# AVAILABLE DATA:
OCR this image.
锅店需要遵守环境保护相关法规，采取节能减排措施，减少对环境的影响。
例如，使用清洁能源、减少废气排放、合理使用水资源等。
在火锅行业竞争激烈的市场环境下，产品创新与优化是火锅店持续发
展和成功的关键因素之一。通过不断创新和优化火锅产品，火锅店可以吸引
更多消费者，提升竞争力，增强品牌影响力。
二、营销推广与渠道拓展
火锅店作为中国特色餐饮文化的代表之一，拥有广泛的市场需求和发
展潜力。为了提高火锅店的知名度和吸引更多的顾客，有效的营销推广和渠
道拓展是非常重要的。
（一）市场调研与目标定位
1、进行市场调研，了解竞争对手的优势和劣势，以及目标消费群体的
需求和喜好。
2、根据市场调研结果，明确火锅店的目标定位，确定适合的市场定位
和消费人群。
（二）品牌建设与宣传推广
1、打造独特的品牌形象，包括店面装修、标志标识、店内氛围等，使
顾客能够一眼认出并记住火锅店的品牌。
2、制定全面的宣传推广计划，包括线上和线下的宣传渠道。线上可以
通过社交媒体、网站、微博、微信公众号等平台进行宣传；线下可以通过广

# AIM:
Restate the data above word for word.

# SOLUTION TO THIS PROBLEM:
OCR this image.
锅店需要遵守环境保护相关法规，采取节能减排措施，减少对环境的影响。
例如，使用清洁能源、减少废气排放、合理使用水资源等。
在火锅行业竞争激烈的市场环境下，产品创新与优化是火锅店持续发
展和成功的关键因素之一。通过不断创新和优化火锅产品，火锅店可以吸引
更多消费者，提升竞争力，增强品牌影响力。
二、营销推广与渠道拓展
火锅店作为中国特色餐饮文化的代表之一，拥有广泛的市场需求和发
展潜力。为了提高火锅店的知名度和吸引更多的顾客，有效的营销推广和渠
道拓展是非常重要的。
（一）市场调研与目标定位
1、进行市场调研，了解竞争对手的优势和劣势，以及目标消费群体的
需求和喜好。
2、根据市场调研结果，明确火锅店的目标定位，确定适合的市场定位
和消费人群。
（二）品牌建设与宣传推广
1、打造独特的品牌形象，包括店面装修、标志标识、店内氛围等，使
顾客能够一眼认出并记住火锅店的品牌。
2、制定全面的宣传推广计划，包括线上和线下的宣传渠道。线上可以
通过社交媒体、网站、微博、微信公众号等平台进行宣传；线下可以通过广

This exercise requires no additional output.